■ Given exercise: Check each line of the material. Copy those containing "сайте".

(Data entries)

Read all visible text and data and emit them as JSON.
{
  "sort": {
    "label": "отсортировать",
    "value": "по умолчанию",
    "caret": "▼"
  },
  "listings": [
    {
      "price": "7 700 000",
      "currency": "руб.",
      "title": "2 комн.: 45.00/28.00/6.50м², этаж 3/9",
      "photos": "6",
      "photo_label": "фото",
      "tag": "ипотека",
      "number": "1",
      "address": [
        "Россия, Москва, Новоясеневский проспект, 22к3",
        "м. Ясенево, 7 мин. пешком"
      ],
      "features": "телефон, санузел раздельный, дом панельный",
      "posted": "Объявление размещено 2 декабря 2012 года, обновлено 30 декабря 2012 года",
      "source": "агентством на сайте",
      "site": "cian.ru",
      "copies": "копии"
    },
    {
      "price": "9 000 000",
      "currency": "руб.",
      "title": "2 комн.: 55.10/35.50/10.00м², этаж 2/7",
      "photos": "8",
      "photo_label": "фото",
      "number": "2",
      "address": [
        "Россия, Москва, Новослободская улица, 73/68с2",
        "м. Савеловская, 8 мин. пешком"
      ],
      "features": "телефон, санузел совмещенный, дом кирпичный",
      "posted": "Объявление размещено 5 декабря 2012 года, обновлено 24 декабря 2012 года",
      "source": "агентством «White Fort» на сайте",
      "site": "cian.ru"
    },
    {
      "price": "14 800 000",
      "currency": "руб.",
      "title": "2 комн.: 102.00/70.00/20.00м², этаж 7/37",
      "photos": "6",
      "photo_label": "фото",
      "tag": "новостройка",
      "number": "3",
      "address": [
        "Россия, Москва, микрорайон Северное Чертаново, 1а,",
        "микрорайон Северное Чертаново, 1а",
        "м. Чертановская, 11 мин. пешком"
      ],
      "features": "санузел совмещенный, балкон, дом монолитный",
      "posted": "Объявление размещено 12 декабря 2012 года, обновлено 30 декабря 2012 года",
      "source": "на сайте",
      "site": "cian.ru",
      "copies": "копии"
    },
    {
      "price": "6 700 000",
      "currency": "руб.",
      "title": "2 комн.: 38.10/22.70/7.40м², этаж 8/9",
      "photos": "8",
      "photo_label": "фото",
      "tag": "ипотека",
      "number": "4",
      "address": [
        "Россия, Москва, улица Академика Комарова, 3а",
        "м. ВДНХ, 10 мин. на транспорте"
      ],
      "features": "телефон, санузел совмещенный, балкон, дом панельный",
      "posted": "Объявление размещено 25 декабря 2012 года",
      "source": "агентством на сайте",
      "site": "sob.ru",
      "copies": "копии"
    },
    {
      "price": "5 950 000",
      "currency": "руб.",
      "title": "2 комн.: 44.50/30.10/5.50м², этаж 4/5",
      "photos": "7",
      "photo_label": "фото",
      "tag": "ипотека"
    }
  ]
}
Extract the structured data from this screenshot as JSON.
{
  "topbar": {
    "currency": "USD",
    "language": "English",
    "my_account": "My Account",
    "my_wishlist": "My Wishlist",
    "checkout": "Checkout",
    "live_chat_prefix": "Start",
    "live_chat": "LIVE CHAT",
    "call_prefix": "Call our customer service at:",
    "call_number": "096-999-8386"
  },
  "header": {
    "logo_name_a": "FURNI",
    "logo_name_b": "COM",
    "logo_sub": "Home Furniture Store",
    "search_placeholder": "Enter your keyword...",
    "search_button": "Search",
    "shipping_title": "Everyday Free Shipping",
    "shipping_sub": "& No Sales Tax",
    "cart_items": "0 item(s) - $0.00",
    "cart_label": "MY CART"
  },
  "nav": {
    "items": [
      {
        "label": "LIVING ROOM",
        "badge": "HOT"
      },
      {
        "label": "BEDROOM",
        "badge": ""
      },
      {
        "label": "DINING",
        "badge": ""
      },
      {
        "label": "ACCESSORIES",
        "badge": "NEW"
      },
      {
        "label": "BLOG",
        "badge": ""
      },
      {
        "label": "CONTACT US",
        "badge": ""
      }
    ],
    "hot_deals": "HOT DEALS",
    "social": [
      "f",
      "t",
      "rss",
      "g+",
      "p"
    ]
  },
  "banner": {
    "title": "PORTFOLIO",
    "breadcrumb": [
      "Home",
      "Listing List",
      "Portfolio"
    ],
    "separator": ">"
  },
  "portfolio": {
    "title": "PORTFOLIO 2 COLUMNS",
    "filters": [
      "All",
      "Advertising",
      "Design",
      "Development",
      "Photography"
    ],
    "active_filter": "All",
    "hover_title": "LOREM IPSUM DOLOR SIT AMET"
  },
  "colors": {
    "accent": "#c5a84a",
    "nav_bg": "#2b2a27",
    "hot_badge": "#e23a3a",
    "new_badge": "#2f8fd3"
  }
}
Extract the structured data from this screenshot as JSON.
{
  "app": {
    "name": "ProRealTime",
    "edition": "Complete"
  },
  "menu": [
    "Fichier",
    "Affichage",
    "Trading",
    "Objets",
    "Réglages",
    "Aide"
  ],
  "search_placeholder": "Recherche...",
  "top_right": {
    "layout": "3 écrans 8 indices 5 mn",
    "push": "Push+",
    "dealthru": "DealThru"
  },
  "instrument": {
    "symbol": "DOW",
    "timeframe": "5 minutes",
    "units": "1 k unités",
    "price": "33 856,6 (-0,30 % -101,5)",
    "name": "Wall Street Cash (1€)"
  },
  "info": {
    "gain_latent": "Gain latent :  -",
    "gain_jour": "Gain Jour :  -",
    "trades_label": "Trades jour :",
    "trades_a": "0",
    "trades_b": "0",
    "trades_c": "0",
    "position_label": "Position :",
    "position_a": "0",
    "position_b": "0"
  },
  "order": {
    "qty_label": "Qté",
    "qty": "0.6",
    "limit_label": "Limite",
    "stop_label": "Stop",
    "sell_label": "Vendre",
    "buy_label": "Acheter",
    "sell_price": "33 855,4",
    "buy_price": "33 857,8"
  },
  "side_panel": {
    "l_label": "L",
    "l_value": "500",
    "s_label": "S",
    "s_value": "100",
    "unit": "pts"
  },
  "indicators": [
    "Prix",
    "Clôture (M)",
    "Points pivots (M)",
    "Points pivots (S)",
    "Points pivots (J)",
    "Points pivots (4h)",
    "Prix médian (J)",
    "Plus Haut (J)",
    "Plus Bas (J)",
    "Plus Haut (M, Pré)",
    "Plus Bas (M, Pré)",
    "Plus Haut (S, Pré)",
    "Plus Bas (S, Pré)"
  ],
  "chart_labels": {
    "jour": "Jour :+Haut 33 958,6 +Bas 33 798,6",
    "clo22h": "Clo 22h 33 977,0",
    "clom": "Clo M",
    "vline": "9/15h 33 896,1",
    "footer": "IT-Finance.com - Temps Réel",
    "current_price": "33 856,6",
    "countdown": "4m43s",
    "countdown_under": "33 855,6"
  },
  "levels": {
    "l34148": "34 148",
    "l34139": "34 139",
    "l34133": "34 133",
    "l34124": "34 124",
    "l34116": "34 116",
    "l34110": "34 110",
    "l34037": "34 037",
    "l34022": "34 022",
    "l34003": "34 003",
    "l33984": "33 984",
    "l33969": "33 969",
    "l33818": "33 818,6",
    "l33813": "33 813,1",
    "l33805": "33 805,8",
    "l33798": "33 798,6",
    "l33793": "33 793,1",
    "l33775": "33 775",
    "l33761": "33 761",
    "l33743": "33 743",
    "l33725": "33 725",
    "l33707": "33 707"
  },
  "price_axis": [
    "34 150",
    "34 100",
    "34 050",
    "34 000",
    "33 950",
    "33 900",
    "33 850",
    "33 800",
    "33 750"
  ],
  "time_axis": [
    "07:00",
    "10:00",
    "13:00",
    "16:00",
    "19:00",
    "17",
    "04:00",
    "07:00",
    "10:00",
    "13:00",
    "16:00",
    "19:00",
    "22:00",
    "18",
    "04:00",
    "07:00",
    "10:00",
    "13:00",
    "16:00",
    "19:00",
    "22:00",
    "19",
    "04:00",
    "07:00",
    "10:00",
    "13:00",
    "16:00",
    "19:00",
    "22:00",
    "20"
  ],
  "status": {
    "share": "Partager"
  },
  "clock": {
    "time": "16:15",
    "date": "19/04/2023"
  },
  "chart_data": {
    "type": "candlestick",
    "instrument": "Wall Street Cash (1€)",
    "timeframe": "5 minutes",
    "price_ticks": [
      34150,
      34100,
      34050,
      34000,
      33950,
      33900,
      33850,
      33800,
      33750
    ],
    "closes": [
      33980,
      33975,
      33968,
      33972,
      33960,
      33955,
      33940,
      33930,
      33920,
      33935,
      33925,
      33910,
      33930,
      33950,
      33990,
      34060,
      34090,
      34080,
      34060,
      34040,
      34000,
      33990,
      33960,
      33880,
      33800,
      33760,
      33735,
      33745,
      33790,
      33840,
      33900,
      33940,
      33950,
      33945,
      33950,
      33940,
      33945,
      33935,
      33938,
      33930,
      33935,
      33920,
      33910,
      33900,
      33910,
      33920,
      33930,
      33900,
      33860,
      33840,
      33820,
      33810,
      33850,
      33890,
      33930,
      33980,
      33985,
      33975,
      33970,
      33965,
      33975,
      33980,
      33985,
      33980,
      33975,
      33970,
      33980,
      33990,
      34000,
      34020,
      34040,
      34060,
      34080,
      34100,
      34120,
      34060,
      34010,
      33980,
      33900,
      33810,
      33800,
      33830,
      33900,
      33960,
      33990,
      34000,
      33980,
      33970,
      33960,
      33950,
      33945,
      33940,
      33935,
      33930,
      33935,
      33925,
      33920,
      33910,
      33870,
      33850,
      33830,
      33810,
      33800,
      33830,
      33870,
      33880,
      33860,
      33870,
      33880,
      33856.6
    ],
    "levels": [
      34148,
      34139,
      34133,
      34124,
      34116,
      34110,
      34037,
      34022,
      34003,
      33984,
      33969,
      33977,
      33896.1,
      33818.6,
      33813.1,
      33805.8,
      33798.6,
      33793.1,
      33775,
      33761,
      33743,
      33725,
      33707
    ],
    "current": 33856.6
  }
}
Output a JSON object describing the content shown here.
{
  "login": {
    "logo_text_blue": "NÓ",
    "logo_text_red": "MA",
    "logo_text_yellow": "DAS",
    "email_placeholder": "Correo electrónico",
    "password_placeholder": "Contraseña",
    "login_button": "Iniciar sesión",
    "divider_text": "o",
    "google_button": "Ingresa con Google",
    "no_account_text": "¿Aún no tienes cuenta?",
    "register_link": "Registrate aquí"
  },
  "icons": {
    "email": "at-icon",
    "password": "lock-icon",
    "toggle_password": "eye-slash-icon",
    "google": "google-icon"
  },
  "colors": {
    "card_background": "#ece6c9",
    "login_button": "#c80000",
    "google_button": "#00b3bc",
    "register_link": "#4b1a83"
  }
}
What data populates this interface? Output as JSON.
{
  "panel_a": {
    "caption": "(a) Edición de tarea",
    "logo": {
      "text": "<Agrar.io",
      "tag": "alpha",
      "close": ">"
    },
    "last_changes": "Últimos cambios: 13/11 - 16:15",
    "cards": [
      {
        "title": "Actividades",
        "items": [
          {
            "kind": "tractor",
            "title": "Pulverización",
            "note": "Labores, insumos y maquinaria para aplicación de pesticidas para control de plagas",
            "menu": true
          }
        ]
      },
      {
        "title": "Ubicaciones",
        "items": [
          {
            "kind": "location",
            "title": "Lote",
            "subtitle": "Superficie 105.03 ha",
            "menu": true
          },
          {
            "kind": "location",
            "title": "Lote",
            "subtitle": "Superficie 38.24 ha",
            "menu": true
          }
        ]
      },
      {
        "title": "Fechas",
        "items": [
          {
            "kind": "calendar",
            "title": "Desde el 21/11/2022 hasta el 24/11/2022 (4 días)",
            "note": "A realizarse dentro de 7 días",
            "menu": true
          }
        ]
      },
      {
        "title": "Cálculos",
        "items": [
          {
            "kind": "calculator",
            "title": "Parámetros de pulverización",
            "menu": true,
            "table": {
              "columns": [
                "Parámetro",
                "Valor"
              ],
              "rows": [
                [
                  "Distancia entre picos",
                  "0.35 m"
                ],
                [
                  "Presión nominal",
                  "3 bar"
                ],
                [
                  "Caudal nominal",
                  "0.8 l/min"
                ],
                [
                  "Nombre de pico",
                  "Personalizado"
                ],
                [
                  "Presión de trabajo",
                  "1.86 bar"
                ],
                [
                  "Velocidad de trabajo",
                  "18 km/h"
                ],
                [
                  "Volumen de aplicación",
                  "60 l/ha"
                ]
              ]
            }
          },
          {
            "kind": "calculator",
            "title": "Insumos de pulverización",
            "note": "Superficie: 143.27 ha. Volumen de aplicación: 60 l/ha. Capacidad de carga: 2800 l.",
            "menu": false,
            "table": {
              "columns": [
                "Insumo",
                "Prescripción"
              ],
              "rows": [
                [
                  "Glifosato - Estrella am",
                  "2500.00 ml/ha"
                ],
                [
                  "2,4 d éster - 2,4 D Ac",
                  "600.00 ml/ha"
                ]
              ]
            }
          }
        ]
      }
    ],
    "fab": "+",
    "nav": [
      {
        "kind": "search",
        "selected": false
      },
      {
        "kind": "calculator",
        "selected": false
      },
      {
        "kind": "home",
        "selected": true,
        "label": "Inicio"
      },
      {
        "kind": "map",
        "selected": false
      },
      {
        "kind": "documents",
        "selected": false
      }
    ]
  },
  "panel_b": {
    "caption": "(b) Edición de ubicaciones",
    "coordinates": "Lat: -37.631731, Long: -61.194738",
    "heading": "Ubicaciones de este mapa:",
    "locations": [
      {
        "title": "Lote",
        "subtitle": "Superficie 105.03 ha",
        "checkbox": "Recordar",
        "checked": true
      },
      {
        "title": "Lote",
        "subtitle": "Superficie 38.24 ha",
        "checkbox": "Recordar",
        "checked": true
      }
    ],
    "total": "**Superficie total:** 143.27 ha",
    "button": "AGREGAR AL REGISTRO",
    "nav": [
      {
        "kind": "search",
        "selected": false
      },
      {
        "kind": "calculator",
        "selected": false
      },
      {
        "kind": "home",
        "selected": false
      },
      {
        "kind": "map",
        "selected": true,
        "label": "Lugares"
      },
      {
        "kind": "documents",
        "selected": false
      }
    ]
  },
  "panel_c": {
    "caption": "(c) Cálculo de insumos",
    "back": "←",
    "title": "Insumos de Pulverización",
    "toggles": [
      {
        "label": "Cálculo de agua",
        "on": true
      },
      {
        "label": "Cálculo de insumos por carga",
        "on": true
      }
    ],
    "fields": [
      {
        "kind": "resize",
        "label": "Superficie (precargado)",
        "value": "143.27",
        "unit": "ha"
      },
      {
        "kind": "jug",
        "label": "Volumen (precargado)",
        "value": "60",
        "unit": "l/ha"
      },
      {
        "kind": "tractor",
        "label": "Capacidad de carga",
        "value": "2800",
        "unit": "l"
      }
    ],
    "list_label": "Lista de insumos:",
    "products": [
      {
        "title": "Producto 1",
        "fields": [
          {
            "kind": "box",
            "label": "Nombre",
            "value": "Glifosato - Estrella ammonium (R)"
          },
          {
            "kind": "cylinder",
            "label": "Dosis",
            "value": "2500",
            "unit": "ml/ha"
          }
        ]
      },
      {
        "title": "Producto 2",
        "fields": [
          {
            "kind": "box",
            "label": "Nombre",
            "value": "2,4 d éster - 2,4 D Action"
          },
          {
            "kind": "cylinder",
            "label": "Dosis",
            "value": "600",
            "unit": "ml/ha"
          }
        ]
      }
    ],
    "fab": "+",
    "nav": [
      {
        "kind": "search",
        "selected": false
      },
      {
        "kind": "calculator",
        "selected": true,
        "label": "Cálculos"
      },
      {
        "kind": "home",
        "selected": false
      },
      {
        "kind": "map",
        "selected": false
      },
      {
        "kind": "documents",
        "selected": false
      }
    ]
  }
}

■ Result for this task:
      "source": "агентством на сайте",
      "source": "агентством «White Fort» на сайте",
      "source": "на сайте",
      "source": "агентством на сайте",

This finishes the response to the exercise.